Stored dataset items
-------------------------

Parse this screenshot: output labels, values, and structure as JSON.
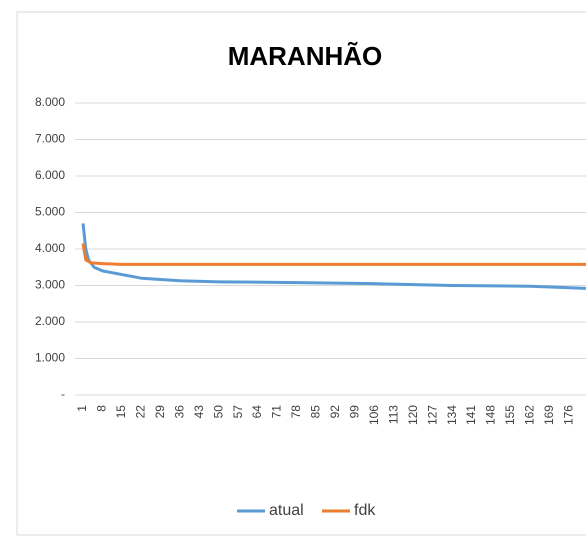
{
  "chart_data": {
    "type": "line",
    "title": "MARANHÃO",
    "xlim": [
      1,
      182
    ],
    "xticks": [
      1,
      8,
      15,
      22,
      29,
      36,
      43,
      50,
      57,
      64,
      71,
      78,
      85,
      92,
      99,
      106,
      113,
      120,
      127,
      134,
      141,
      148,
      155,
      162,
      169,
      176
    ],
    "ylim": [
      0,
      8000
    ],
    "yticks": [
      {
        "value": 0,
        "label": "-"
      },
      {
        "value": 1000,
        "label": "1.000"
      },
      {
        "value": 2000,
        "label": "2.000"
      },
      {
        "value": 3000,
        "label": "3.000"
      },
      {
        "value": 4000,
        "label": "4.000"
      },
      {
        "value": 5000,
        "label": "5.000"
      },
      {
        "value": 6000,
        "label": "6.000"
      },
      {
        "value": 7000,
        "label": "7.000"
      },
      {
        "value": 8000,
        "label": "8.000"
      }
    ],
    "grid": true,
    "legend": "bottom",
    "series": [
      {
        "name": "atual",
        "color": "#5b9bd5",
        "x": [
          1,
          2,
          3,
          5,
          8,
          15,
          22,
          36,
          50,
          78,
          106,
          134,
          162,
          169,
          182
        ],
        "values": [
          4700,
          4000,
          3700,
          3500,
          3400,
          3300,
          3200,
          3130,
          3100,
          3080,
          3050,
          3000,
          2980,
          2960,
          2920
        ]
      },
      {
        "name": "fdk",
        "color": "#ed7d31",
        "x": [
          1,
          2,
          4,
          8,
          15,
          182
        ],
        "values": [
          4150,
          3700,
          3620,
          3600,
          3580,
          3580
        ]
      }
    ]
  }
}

-------------------------

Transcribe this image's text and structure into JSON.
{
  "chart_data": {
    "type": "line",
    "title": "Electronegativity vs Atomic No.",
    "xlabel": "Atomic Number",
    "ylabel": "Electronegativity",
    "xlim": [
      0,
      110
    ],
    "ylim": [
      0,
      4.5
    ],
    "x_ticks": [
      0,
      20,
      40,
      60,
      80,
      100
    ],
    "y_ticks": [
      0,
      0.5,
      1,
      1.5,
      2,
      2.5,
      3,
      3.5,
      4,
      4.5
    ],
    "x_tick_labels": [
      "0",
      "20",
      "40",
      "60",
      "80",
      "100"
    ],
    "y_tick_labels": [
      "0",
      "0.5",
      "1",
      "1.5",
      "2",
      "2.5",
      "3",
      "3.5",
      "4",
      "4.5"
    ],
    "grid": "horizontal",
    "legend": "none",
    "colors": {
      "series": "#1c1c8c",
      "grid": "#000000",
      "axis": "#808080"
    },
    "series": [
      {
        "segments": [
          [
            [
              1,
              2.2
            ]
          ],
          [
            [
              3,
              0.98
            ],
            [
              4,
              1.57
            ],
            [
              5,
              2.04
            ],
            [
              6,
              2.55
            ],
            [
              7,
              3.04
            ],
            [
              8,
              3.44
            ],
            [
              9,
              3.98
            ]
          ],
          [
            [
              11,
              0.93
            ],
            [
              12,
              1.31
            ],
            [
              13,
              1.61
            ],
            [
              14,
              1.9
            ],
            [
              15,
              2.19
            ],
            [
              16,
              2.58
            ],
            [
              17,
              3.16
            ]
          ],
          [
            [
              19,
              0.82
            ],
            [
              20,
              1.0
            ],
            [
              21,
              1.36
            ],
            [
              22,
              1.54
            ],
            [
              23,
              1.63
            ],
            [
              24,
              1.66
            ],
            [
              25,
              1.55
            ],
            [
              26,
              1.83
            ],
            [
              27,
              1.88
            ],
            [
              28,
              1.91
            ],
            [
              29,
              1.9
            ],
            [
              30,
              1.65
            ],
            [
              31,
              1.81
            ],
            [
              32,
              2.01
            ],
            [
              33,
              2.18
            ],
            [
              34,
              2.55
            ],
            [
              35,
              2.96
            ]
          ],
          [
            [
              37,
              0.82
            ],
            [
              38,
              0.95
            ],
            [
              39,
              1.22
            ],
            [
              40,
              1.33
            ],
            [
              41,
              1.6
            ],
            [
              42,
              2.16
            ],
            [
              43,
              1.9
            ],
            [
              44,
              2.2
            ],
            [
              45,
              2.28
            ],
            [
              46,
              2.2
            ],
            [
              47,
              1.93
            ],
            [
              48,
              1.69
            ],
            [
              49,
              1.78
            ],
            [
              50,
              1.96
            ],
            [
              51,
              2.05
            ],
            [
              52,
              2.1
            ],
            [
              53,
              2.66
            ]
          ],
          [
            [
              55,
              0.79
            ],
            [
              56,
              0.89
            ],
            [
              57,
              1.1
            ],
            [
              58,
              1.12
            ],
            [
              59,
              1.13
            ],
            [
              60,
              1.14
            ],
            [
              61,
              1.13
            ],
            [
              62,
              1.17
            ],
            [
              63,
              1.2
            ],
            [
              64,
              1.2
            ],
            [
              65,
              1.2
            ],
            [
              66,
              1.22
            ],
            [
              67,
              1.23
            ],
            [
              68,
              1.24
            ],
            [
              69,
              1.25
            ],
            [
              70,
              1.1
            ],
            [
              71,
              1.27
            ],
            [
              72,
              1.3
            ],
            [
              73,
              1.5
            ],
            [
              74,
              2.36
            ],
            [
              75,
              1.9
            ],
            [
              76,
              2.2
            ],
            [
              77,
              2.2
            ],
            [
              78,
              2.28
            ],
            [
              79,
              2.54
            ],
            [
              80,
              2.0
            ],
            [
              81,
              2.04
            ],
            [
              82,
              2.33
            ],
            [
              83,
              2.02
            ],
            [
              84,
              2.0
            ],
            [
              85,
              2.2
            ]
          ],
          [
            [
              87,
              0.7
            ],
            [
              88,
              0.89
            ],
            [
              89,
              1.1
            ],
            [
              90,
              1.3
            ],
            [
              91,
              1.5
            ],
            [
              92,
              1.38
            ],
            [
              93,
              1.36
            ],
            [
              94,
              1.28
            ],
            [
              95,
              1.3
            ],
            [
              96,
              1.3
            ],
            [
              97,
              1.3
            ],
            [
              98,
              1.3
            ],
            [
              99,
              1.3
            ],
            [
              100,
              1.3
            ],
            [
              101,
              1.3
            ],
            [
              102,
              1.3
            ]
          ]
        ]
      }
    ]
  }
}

-------------------------

→ TASK PROMPT
Select and copy every line of the listing with the word "this".

→ FULL OUTPUT
Parse this screenshot: output labels, values, and structure as JSON.
Transcribe this image's text and structure into JSON.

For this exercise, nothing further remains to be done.